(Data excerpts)
++++++++
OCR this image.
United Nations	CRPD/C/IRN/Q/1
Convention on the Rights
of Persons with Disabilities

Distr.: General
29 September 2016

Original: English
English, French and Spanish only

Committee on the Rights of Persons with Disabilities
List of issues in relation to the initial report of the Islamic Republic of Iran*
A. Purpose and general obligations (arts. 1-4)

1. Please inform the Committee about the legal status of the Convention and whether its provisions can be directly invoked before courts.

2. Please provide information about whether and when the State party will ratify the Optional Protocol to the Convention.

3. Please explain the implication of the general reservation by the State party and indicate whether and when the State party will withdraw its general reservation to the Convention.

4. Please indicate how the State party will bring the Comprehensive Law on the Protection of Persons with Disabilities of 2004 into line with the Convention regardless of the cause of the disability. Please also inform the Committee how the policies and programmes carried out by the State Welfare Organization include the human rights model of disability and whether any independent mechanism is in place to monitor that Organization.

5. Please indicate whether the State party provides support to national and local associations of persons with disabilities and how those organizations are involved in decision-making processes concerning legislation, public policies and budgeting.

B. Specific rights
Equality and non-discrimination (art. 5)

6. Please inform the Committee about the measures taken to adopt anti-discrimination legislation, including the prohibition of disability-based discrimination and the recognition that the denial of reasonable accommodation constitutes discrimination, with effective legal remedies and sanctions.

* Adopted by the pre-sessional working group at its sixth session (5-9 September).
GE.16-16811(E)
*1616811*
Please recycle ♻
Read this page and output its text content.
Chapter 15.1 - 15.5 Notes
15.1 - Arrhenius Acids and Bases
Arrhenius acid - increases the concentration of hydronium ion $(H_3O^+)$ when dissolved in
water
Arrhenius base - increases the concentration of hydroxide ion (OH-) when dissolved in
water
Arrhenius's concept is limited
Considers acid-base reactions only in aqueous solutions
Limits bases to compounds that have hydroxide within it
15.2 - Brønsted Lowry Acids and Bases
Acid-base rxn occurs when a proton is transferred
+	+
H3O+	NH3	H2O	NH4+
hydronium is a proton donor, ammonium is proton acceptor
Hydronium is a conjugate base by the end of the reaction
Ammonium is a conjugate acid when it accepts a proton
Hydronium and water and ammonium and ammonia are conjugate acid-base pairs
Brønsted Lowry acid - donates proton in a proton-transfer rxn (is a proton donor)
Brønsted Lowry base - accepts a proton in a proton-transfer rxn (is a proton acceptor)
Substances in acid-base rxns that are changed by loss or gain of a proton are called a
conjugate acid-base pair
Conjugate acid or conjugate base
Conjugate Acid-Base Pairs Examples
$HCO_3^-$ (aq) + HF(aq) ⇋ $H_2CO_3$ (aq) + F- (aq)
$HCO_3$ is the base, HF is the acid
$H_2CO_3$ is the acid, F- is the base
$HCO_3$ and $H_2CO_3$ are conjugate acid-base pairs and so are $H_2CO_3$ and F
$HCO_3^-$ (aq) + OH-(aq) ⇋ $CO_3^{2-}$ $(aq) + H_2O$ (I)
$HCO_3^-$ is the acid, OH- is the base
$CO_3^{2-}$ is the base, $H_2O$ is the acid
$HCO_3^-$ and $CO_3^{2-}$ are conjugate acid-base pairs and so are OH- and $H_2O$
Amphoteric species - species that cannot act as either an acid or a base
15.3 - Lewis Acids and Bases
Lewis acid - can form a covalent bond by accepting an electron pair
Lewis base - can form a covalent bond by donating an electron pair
++++++++
_WHAT YOU HAVE TO DO_. Find the line that contains "Read this page and output its text content." in the listing above. Retype it and every line after it up to the last, exactly, and nothing else.

_SOLUTION_.
Read this page and output its text content.
Chapter 15.1 - 15.5 Notes
15.1 - Arrhenius Acids and Bases
Arrhenius acid - increases the concentration of hydronium ion $(H_3O^+)$ when dissolved in
water
Arrhenius base - increases the concentration of hydroxide ion (OH-) when dissolved in
water
Arrhenius's concept is limited
Considers acid-base reactions only in aqueous solutions
Limits bases to compounds that have hydroxide within it
15.2 - Brønsted Lowry Acids and Bases
Acid-base rxn occurs when a proton is transferred
+	+
H3O+	NH3	H2O	NH4+
hydronium is a proton donor, ammonium is proton acceptor
Hydronium is a conjugate base by the end of the reaction
Ammonium is a conjugate acid when it accepts a proton
Hydronium and water and ammonium and ammonia are conjugate acid-base pairs
Brønsted Lowry acid - donates proton in a proton-transfer rxn (is a proton donor)
Brønsted Lowry base - accepts a proton in a proton-transfer rxn (is a proton acceptor)
Substances in acid-base rxns that are changed by loss or gain of a proton are called a
conjugate acid-base pair
Conjugate acid or conjugate base
Conjugate Acid-Base Pairs Examples
$HCO_3^-$ (aq) + HF(aq) ⇋ $H_2CO_3$ (aq) + F- (aq)
$HCO_3$ is the base, HF is the acid
$H_2CO_3$ is the acid, F- is the base
$HCO_3$ and $H_2CO_3$ are conjugate acid-base pairs and so are $H_2CO_3$ and F
$HCO_3^-$ (aq) + OH-(aq) ⇋ $CO_3^{2-}$ $(aq) + H_2O$ (I)
$HCO_3^-$ is the acid, OH- is the base
$CO_3^{2-}$ is the base, $H_2O$ is the acid
$HCO_3^-$ and $CO_3^{2-}$ are conjugate acid-base pairs and so are OH- and $H_2O$
Amphoteric species - species that cannot act as either an acid or a base
15.3 - Lewis Acids and Bases
Lewis acid - can form a covalent bond by accepting an electron pair
Lewis base - can form a covalent bond by donating an electron pair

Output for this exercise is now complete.